- _What you will do_: Gather up the lines with the word "xlabel" in them.

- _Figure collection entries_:
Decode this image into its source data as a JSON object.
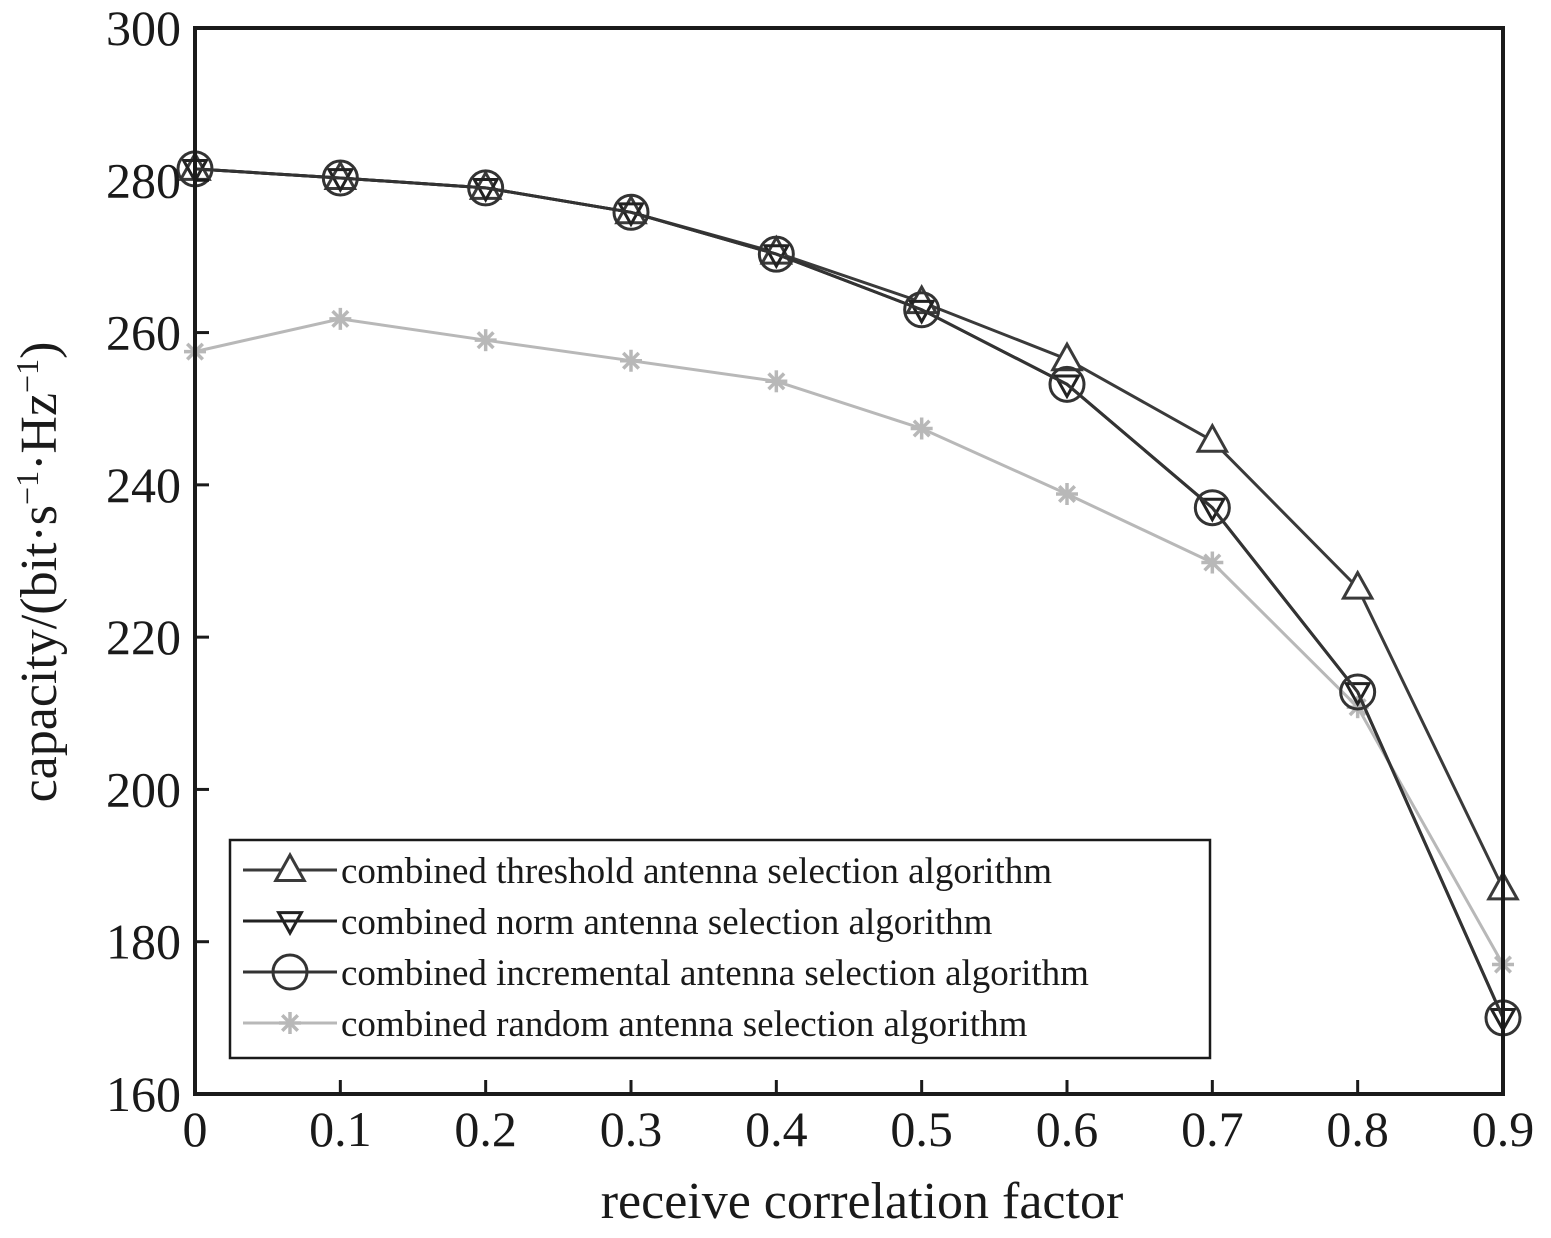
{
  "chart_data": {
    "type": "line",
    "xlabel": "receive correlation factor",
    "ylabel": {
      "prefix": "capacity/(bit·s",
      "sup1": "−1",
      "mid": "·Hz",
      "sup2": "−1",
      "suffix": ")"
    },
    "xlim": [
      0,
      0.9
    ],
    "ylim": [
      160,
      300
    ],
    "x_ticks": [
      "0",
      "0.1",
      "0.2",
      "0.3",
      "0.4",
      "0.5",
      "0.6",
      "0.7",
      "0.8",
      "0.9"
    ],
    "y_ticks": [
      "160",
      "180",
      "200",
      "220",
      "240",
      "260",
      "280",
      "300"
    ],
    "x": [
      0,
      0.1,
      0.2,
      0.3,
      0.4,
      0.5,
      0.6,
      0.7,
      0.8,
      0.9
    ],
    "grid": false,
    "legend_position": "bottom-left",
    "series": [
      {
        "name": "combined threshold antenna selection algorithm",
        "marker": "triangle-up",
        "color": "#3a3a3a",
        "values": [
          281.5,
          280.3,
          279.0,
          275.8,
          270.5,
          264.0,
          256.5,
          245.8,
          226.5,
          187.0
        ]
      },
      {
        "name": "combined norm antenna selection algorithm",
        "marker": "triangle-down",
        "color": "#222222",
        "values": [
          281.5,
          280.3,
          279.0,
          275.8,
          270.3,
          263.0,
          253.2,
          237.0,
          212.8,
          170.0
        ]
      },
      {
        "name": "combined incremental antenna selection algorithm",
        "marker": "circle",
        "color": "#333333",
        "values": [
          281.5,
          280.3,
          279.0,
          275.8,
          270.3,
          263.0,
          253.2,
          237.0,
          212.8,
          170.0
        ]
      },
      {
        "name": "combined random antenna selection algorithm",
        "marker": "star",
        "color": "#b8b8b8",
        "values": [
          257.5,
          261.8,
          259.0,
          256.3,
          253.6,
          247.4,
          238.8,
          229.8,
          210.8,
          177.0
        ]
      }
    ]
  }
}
--
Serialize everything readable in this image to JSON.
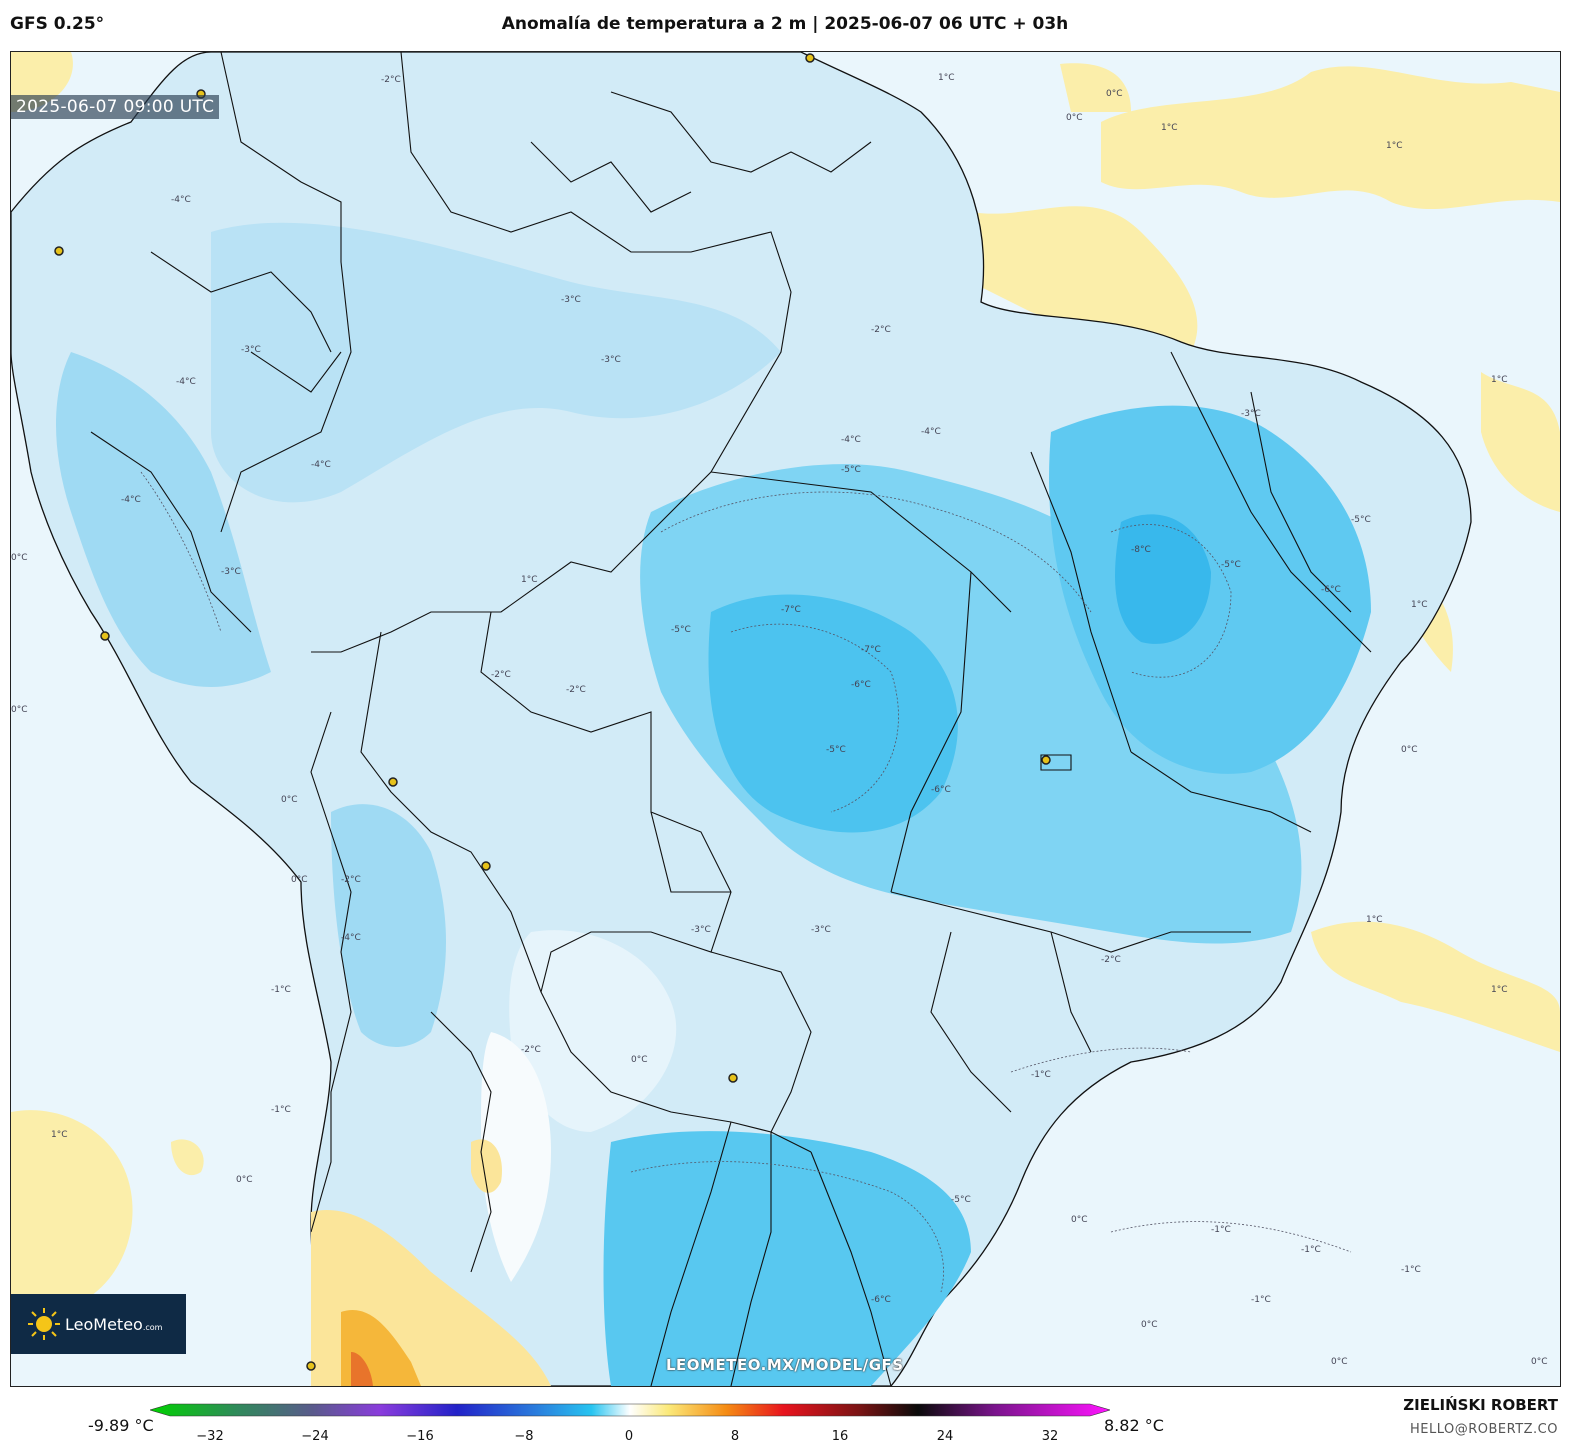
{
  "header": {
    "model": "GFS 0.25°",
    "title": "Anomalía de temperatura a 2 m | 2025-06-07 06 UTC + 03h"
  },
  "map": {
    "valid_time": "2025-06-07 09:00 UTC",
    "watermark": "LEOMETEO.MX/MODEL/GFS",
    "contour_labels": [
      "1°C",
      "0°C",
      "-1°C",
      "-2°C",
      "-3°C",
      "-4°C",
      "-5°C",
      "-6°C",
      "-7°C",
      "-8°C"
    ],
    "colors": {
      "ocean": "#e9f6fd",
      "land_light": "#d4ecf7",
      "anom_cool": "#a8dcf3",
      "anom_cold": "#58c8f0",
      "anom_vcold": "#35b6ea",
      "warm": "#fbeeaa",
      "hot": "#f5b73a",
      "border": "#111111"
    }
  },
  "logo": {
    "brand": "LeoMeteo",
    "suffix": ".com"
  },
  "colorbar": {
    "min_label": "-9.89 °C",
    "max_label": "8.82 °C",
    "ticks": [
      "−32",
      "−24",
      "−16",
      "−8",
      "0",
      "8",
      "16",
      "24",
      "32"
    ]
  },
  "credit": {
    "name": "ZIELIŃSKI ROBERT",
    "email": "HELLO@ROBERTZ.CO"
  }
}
---
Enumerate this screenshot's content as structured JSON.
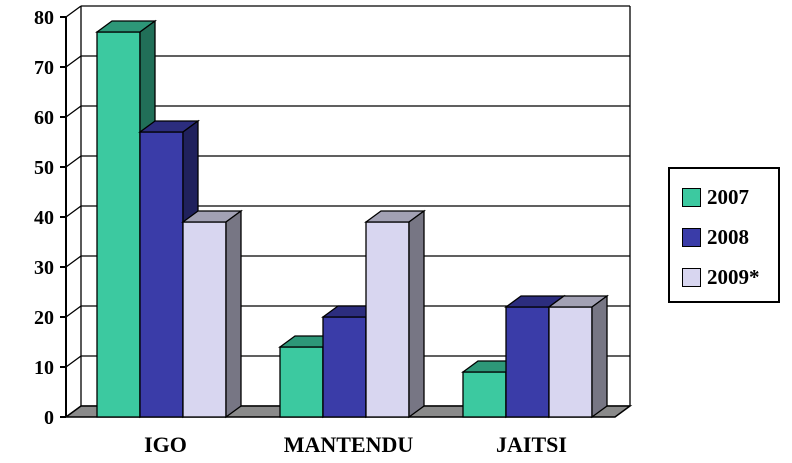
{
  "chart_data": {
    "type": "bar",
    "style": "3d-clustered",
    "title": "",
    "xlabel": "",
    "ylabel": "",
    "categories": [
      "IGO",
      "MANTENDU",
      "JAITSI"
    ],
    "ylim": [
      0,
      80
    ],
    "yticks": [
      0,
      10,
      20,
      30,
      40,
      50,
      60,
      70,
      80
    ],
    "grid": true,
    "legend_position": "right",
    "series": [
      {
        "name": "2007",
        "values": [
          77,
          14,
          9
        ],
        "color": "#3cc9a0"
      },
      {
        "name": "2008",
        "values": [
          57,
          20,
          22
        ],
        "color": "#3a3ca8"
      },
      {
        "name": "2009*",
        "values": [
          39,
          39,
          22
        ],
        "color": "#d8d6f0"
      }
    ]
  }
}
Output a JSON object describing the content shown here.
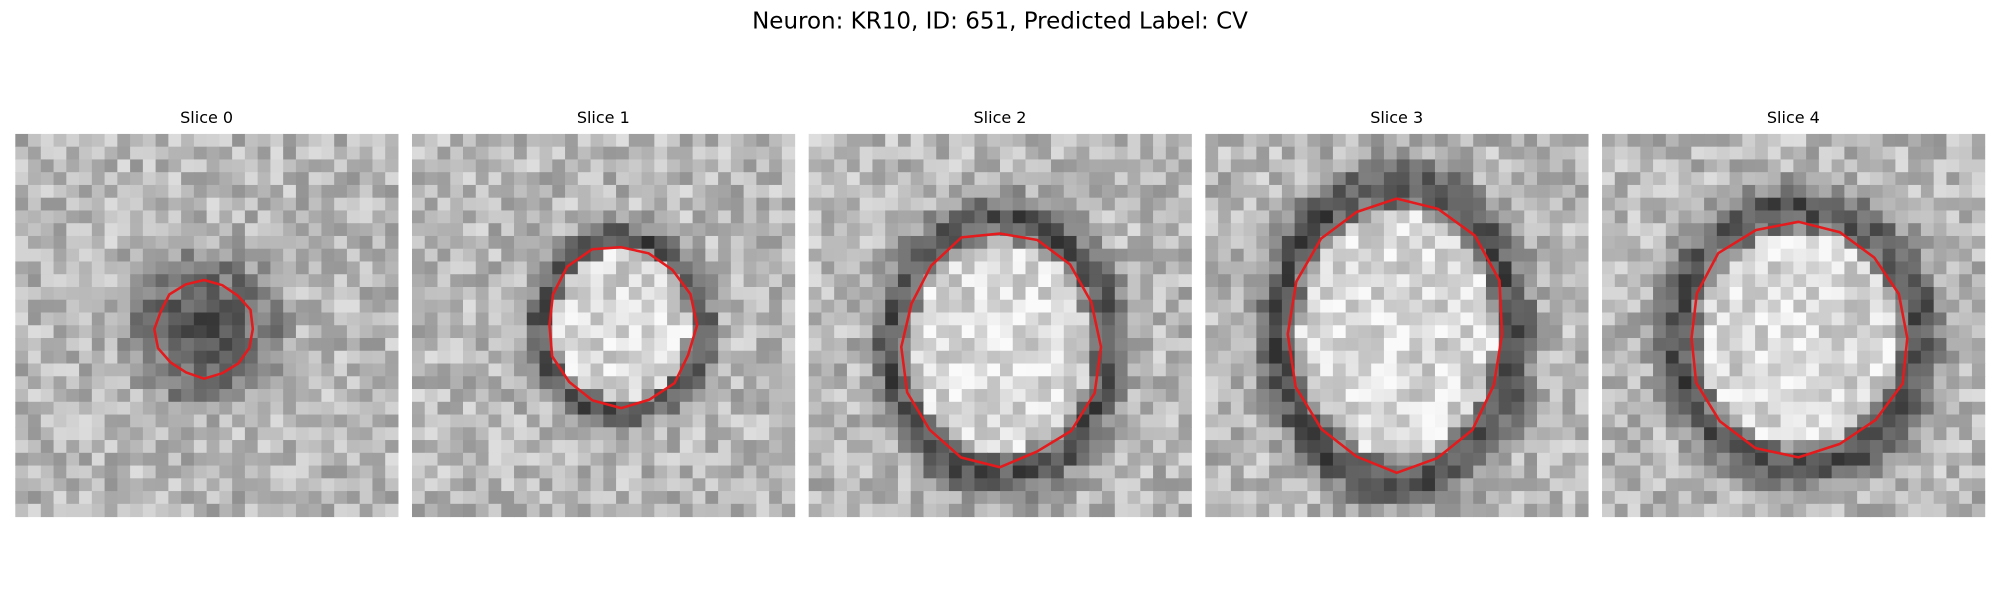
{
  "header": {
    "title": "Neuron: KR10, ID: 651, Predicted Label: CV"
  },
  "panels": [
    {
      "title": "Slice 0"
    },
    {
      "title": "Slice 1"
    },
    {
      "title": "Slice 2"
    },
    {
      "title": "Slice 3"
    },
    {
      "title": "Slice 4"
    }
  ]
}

- _Solution for this exercise_:
    "xlabel": "receive correlation factor",
    "xlabel": "",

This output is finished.